**Exercise aim**
Keep every line where the word "simulation" appears; drop the rest.

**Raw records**
· · · · · · ·
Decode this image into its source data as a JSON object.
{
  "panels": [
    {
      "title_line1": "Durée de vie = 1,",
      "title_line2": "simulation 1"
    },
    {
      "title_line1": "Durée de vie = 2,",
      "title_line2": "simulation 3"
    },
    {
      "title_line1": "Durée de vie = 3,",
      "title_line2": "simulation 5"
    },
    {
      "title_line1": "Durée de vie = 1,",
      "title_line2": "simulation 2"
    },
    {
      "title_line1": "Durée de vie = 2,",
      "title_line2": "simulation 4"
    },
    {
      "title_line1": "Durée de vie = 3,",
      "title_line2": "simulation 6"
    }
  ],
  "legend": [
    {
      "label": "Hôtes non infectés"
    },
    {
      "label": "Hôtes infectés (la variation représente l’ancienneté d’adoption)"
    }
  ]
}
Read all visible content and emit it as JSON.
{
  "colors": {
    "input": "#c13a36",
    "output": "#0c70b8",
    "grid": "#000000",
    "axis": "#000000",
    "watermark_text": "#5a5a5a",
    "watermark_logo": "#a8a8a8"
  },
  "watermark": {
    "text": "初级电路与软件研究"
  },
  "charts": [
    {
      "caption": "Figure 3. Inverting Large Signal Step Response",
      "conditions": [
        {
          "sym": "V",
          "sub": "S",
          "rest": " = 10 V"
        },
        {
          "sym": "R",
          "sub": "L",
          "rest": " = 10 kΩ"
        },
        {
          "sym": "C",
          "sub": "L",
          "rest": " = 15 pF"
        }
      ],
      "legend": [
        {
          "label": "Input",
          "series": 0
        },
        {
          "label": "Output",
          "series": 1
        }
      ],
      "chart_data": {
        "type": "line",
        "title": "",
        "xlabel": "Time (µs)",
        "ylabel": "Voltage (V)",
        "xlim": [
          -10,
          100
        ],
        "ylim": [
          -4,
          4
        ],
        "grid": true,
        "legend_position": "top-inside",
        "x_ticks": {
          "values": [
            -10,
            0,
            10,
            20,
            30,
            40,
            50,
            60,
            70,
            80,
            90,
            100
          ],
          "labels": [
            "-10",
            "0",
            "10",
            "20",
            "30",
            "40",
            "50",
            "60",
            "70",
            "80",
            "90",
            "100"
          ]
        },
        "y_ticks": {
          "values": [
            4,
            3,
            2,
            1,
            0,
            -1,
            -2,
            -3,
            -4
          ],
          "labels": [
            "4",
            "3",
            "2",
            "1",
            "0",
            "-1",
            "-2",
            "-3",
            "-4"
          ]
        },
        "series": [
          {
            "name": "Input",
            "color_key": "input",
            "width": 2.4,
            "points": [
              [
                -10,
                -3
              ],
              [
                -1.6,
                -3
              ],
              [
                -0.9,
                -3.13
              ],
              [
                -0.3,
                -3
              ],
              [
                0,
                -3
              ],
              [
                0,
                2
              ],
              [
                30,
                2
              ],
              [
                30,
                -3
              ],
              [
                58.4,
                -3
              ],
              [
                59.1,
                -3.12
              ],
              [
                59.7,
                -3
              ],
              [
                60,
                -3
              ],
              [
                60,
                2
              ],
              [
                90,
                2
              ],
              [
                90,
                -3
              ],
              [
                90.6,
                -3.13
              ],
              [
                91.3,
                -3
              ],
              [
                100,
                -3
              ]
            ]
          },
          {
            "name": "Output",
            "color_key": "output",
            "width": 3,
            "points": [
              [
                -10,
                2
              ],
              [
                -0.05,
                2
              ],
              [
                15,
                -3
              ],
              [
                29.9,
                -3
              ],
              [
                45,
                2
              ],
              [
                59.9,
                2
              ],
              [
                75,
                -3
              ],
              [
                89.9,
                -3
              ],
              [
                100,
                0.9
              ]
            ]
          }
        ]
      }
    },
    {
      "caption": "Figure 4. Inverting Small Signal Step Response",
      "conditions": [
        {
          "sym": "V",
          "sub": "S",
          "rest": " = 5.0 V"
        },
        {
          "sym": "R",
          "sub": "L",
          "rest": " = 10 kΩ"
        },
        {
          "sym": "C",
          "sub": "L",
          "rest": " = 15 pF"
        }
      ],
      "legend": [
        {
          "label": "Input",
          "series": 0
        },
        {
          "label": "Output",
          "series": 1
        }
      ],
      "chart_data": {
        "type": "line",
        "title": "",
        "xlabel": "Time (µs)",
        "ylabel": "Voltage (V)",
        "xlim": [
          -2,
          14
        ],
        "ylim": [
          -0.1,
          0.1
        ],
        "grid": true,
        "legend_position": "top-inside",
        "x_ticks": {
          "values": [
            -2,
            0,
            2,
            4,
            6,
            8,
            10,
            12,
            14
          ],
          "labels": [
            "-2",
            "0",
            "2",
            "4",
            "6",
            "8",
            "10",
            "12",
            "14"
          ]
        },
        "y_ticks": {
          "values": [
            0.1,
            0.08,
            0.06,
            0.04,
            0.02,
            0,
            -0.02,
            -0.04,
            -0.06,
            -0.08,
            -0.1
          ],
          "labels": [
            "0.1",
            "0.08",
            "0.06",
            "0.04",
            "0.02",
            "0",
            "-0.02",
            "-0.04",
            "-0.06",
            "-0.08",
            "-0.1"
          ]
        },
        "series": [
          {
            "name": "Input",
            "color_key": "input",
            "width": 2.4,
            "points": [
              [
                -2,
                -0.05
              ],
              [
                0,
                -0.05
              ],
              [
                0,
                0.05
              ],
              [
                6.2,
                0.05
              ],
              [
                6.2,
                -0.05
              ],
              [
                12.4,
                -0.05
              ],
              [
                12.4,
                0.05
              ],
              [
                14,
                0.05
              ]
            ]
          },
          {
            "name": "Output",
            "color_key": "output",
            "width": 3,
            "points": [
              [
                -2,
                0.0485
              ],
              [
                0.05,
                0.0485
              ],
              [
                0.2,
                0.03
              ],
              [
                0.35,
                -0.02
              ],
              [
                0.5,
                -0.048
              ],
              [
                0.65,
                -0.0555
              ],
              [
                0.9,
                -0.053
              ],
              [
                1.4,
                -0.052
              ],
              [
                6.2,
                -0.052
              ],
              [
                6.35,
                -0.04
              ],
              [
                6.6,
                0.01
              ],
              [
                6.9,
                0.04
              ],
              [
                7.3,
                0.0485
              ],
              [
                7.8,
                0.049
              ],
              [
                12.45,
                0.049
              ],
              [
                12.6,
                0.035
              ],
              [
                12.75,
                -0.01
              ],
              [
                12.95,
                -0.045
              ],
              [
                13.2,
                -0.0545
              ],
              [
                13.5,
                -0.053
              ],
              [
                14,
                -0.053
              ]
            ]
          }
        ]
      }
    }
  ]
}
· · · · · · ·
**Exercise result**
      "title_line2": "simulation 1"
      "title_line2": "simulation 3"
      "title_line2": "simulation 5"
      "title_line2": "simulation 2"
      "title_line2": "simulation 4"
      "title_line2": "simulation 6"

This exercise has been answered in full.